**Texto extraído:**
Ó deus único, fora doqual não há nenhum!
Criaste a terra, de acordo com o teu desejo, só tu,
com homens, gado e animais selvagens,
com tudo o que na terra existe e anda sobre os pés,
com tudo o que há no ar e voa com as suas asas.
...
Todos os olhos te vêem lá em cima
pois tu és Aton do dia sobre a terra.
Mesmo depois de te teres posto,
permaneces no meu coração.
...
Tudo se move desde que criaste a  terra
e a ergueste para teu filho, que saiu do teu corpo,
o rei que vive pela meat, senhor da Duas Terras".
(L.M. ARAUJO, Mitos e Lendas do Antigo Egipto, LivroseLivros, 2005, pp. 97-100)
Meat pertence ao campo semântico que compreende a justiça, a harmonia, a verdade, a rectidão, a ordem cósmica e universal (ID., p. 44).

Muitas observações astronómicas foram feitas, de tal modo que os Antigos conseguiam até prever eclipses e os Egípcios calcular a época das cheias do Nilo.

Mas só com a luneta de Galileu é que começou a abrir-se uma brecha para esse mundo desconhecido.

**Tarefa A:**
Reproduza o trecho do texto extraído entre "Mesmo depois de" e "esse mundo desconhecido.", inclusive.

[Dados de posicionamento dos elementos]
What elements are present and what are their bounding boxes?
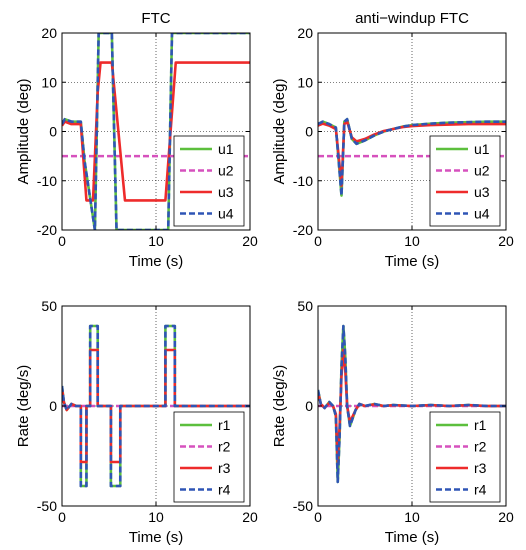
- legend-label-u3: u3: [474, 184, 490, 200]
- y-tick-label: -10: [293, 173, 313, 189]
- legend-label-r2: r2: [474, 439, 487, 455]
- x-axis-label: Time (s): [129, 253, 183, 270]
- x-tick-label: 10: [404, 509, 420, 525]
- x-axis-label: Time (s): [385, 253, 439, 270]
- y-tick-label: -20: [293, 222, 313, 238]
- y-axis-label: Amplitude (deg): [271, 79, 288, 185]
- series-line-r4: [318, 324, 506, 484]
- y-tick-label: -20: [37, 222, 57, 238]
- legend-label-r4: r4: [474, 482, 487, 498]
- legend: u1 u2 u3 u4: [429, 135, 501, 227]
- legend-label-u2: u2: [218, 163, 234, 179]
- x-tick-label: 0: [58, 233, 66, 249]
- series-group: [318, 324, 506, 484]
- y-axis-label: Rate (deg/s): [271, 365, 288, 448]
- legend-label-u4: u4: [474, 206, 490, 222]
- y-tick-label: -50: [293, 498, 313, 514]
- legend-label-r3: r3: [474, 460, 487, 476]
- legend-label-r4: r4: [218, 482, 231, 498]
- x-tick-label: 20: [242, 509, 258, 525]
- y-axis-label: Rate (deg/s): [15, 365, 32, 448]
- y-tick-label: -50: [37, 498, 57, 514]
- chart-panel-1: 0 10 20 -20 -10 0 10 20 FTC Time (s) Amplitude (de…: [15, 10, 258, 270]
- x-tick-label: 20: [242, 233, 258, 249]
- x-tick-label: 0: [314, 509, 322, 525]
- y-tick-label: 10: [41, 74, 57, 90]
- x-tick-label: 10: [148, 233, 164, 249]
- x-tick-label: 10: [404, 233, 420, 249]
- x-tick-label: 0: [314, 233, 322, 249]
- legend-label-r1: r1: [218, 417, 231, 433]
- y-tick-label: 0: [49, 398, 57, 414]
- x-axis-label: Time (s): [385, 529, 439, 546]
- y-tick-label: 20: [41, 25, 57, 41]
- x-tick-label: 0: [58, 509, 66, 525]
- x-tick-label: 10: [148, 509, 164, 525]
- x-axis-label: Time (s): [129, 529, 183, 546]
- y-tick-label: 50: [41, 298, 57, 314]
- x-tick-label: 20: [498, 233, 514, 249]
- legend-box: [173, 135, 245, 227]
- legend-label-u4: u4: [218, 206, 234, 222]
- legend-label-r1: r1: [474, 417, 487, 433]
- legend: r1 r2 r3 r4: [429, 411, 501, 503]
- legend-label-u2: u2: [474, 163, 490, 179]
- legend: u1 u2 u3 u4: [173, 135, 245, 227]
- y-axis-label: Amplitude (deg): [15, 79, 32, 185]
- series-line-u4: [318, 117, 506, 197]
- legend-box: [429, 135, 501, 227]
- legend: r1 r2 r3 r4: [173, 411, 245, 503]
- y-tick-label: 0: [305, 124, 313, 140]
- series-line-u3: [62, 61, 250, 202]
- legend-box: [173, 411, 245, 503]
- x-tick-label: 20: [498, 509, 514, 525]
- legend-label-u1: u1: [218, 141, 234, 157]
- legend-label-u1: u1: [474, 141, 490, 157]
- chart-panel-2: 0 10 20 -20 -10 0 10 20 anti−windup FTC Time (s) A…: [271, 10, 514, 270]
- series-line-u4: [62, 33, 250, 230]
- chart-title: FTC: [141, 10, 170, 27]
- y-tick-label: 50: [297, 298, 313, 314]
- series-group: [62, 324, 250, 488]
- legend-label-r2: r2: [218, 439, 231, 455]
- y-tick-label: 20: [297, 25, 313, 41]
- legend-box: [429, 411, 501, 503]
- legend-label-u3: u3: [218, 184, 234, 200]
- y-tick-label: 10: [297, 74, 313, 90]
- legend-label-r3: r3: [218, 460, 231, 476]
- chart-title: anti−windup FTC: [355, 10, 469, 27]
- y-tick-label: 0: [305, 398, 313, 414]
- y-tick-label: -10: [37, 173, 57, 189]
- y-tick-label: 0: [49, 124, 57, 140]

**Tarefa B:**
Transcreva dos registros as linhas entre a que contém "- legend-label-u3: u3: [474, 184, 490, 200]" e a que contém "- x-tick-label: 20: [242, 233, 258, 249]", incluindo ambas.

**Resolução A:**
Mesmo depois de te teres posto,
permaneces no meu coração.
...
Tudo se move desde que criaste a  terra
e a ergueste para teu filho, que saiu do teu corpo,
o rei que vive pela meat, senhor da Duas Terras".
(L.M. ARAUJO, Mitos e Lendas do Antigo Egipto, LivroseLivros, 2005, pp. 97-100)
Meat pertence ao campo semântico que compreende a justiça, a harmonia, a verdade, a rectidão, a ordem cósmica e universal (ID., p. 44).

Muitas observações astronómicas foram feitas, de tal modo que os Antigos conseguiam até prever eclipses e os Egípcios calcular a época das cheias do Nilo.

Mas só com a luneta de Galileu é que começou a abrir-se uma brecha para esse mundo desconhecido.

**Resolução B:**
- legend-label-u3: u3: [474, 184, 490, 200]
- y-tick-label: -10: [293, 173, 313, 189]
- legend-label-r2: r2: [474, 439, 487, 455]
- x-axis-label: Time (s): [129, 253, 183, 270]
- x-tick-label: 10: [404, 509, 420, 525]
- x-axis-label: Time (s): [385, 253, 439, 270]
- y-tick-label: -20: [293, 222, 313, 238]
- y-axis-label: Amplitude (deg): [271, 79, 288, 185]
- series-line-r4: [318, 324, 506, 484]
- y-tick-label: -20: [37, 222, 57, 238]
- legend-label-r4: r4: [474, 482, 487, 498]
- legend: u1 u2 u3 u4: [429, 135, 501, 227]
- legend-label-u2: u2: [218, 163, 234, 179]
- x-tick-label: 0: [58, 233, 66, 249]
- series-group: [318, 324, 506, 484]
- y-axis-label: Rate (deg/s): [271, 365, 288, 448]
- legend-label-u4: u4: [474, 206, 490, 222]
- y-tick-label: -50: [293, 498, 313, 514]
- legend-label-r3: r3: [474, 460, 487, 476]
- legend-label-r4: r4: [218, 482, 231, 498]
- x-tick-label: 20: [242, 509, 258, 525]
- y-axis-label: Rate (deg/s): [15, 365, 32, 448]
- y-tick-label: -50: [37, 498, 57, 514]
- chart-panel-1: 0 10 20 -20 -10 0 10 20 FTC Time (s) Amplitude (de…: [15, 10, 258, 270]
- x-tick-label: 20: [242, 233, 258, 249]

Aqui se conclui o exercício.